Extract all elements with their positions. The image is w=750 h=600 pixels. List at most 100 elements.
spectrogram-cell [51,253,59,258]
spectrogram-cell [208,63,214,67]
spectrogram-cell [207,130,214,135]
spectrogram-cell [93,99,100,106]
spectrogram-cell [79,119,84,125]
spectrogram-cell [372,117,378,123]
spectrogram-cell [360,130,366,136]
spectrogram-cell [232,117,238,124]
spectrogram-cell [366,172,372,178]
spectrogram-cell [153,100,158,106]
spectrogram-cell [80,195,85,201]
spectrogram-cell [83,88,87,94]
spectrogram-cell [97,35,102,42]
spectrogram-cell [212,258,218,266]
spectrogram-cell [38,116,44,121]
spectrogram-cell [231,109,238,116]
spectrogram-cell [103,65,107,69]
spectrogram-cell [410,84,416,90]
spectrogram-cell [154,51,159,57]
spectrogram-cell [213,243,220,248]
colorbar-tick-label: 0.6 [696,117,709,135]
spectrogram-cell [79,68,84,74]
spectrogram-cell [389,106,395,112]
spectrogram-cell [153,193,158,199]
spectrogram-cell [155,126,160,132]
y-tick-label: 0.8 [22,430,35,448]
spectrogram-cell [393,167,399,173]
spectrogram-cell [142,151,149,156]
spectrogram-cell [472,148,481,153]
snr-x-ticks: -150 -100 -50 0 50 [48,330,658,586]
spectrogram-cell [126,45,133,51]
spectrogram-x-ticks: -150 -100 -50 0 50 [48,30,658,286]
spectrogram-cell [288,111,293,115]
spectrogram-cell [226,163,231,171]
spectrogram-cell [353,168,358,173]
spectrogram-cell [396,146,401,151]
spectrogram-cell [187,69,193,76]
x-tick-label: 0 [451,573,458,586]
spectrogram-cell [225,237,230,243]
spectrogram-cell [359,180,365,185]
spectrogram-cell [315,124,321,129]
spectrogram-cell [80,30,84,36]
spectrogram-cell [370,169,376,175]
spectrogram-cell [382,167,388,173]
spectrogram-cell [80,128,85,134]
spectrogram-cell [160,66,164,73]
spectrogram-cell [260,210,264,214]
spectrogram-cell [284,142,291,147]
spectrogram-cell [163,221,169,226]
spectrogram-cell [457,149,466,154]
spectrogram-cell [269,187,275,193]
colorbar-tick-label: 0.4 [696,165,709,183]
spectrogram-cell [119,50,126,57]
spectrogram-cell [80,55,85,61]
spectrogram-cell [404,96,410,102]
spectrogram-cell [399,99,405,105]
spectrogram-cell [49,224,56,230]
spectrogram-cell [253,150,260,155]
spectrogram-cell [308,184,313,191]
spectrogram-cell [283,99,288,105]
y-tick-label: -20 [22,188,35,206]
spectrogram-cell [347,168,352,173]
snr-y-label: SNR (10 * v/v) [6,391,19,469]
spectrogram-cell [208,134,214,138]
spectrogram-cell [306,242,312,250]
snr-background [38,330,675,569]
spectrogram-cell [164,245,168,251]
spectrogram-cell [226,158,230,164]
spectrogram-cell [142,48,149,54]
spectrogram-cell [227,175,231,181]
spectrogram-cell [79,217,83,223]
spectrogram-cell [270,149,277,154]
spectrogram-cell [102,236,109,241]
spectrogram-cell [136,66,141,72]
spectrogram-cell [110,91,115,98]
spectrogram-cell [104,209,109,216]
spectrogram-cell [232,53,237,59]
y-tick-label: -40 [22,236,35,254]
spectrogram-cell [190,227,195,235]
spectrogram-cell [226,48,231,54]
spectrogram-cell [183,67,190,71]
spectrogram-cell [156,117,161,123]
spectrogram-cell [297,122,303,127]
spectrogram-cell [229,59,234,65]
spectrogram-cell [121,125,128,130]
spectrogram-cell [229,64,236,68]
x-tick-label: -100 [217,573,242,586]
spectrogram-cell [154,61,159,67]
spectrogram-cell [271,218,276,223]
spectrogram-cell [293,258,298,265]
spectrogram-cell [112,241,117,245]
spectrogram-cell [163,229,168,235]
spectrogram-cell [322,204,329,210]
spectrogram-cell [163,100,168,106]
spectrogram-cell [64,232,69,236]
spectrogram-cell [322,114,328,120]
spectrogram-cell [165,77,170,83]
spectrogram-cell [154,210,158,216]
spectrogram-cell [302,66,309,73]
====================
Write out the material again word for word, from the very beginning down to and including the line that contains "spectrogram-cell [126,45,133,51]".

■ **The result**
Extract all elements with their positions. The image is w=750 h=600 pixels. List at most 100 elements.
spectrogram-cell [51,253,59,258]
spectrogram-cell [208,63,214,67]
spectrogram-cell [207,130,214,135]
spectrogram-cell [93,99,100,106]
spectrogram-cell [79,119,84,125]
spectrogram-cell [372,117,378,123]
spectrogram-cell [360,130,366,136]
spectrogram-cell [232,117,238,124]
spectrogram-cell [366,172,372,178]
spectrogram-cell [153,100,158,106]
spectrogram-cell [80,195,85,201]
spectrogram-cell [83,88,87,94]
spectrogram-cell [97,35,102,42]
spectrogram-cell [212,258,218,266]
spectrogram-cell [38,116,44,121]
spectrogram-cell [231,109,238,116]
spectrogram-cell [103,65,107,69]
spectrogram-cell [410,84,416,90]
spectrogram-cell [154,51,159,57]
spectrogram-cell [213,243,220,248]
colorbar-tick-label: 0.6 [696,117,709,135]
spectrogram-cell [79,68,84,74]
spectrogram-cell [389,106,395,112]
spectrogram-cell [153,193,158,199]
spectrogram-cell [155,126,160,132]
y-tick-label: 0.8 [22,430,35,448]
spectrogram-cell [393,167,399,173]
spectrogram-cell [142,151,149,156]
spectrogram-cell [472,148,481,153]
snr-x-ticks: -150 -100 -50 0 50 [48,330,658,586]
spectrogram-cell [126,45,133,51]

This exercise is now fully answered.